-- begin RECORD SET --

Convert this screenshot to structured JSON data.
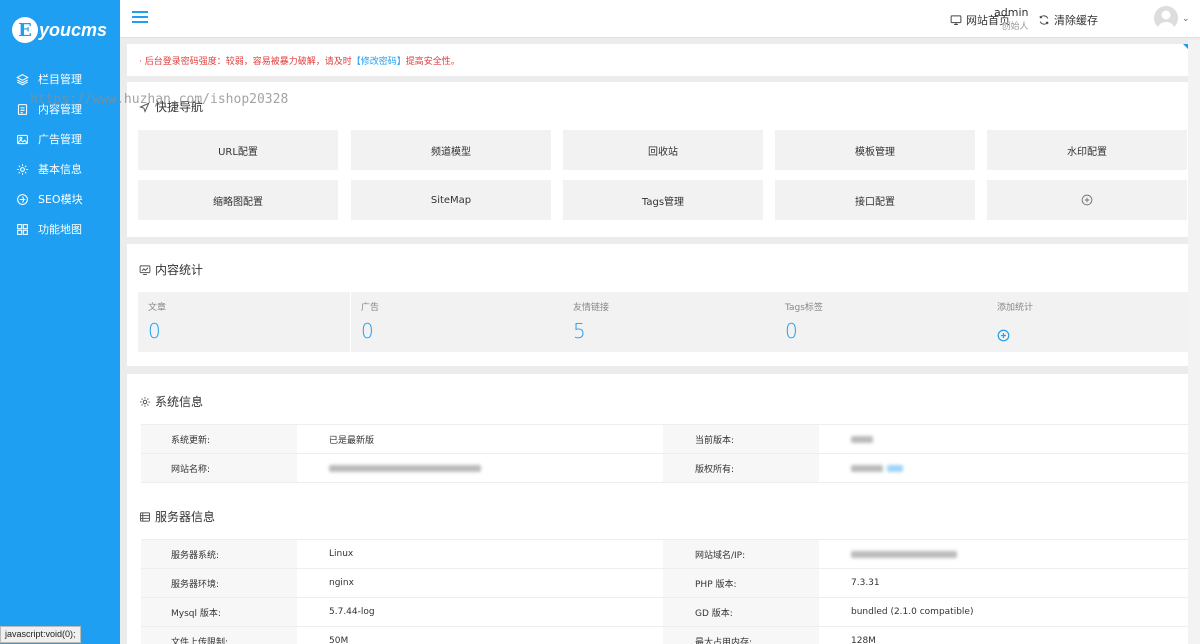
{
  "app": {
    "logo_letter": "E",
    "logo_text": "youcms",
    "accent": "#1e9ff2"
  },
  "sidebar": {
    "items": [
      {
        "label": "栏目管理",
        "icon": "layers-icon"
      },
      {
        "label": "内容管理",
        "icon": "document-icon"
      },
      {
        "label": "广告管理",
        "icon": "image-icon"
      },
      {
        "label": "基本信息",
        "icon": "gear-icon"
      },
      {
        "label": "SEO模块",
        "icon": "seo-icon"
      },
      {
        "label": "功能地图",
        "icon": "grid-icon"
      }
    ]
  },
  "topbar": {
    "home_label": "网站首页",
    "clear_cache_label": "清除缓存",
    "user_name": "admin",
    "user_role": "创始人"
  },
  "alert": {
    "text": "· 后台登录密码强度：较弱，容易被暴力破解，请及时",
    "link": "【修改密码】",
    "suffix": "提高安全性。"
  },
  "quick_nav": {
    "title": "快捷导航",
    "items": [
      "URL配置",
      "频道模型",
      "回收站",
      "模板管理",
      "水印配置",
      "缩略图配置",
      "SiteMap",
      "Tags管理",
      "接口配置"
    ]
  },
  "stats": {
    "title": "内容统计",
    "items": [
      {
        "label": "文章",
        "value": "0"
      },
      {
        "label": "广告",
        "value": "0"
      },
      {
        "label": "友情链接",
        "value": "5"
      },
      {
        "label": "Tags标签",
        "value": "0"
      }
    ],
    "add_label": "添加统计"
  },
  "system_info": {
    "title": "系统信息",
    "rows": [
      {
        "k1": "系统更新:",
        "v1": "已是最新版",
        "k2": "当前版本:",
        "v2": ""
      },
      {
        "k1": "网站名称:",
        "v1": "",
        "k2": "版权所有:",
        "v2": ""
      }
    ]
  },
  "server_info": {
    "title": "服务器信息",
    "rows": [
      {
        "k1": "服务器系统:",
        "v1": "Linux",
        "k2": "网站域名/IP:",
        "v2": ""
      },
      {
        "k1": "服务器环境:",
        "v1": "nginx",
        "k2": "PHP 版本:",
        "v2": "7.3.31"
      },
      {
        "k1": "Mysql 版本:",
        "v1": "5.7.44-log",
        "k2": "GD 版本:",
        "v2": "bundled (2.1.0 compatible)"
      },
      {
        "k1": "文件上传限制:",
        "v1": "50M",
        "k2": "最大占用内存:",
        "v2": "128M"
      }
    ]
  },
  "watermark": "https://www.huzhan.com/ishop20328",
  "statusbar": "javascript:void(0);"
}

-- end RECORD SET --

### EXERCISE DIRECTIONS
Copy the data exactly. Any picture it contains is to be omitted.

### WRITTEN SOLUTION
Convert this screenshot to structured JSON data.
{
  "app": {
    "logo_letter": "E",
    "logo_text": "youcms",
    "accent": "#1e9ff2"
  },
  "sidebar": {
    "items": [
      {
        "label": "栏目管理",
        "icon": "layers-icon"
      },
      {
        "label": "内容管理",
        "icon": "document-icon"
      },
      {
        "label": "广告管理",
        "icon": "image-icon"
      },
      {
        "label": "基本信息",
        "icon": "gear-icon"
      },
      {
        "label": "SEO模块",
        "icon": "seo-icon"
      },
      {
        "label": "功能地图",
        "icon": "grid-icon"
      }
    ]
  },
  "topbar": {
    "home_label": "网站首页",
    "clear_cache_label": "清除缓存",
    "user_name": "admin",
    "user_role": "创始人"
  },
  "alert": {
    "text": "· 后台登录密码强度：较弱，容易被暴力破解，请及时",
    "link": "【修改密码】",
    "suffix": "提高安全性。"
  },
  "quick_nav": {
    "title": "快捷导航",
    "items": [
      "URL配置",
      "频道模型",
      "回收站",
      "模板管理",
      "水印配置",
      "缩略图配置",
      "SiteMap",
      "Tags管理",
      "接口配置"
    ]
  },
  "stats": {
    "title": "内容统计",
    "items": [
      {
        "label": "文章",
        "value": "0"
      },
      {
        "label": "广告",
        "value": "0"
      },
      {
        "label": "友情链接",
        "value": "5"
      },
      {
        "label": "Tags标签",
        "value": "0"
      }
    ],
    "add_label": "添加统计"
  },
  "system_info": {
    "title": "系统信息",
    "rows": [
      {
        "k1": "系统更新:",
        "v1": "已是最新版",
        "k2": "当前版本:",
        "v2": ""
      },
      {
        "k1": "网站名称:",
        "v1": "",
        "k2": "版权所有:",
        "v2": ""
      }
    ]
  },
  "server_info": {
    "title": "服务器信息",
    "rows": [
      {
        "k1": "服务器系统:",
        "v1": "Linux",
        "k2": "网站域名/IP:",
        "v2": ""
      },
      {
        "k1": "服务器环境:",
        "v1": "nginx",
        "k2": "PHP 版本:",
        "v2": "7.3.31"
      },
      {
        "k1": "Mysql 版本:",
        "v1": "5.7.44-log",
        "k2": "GD 版本:",
        "v2": "bundled (2.1.0 compatible)"
      },
      {
        "k1": "文件上传限制:",
        "v1": "50M",
        "k2": "最大占用内存:",
        "v2": "128M"
      }
    ]
  },
  "watermark": "https://www.huzhan.com/ishop20328",
  "statusbar": "javascript:void(0);"
}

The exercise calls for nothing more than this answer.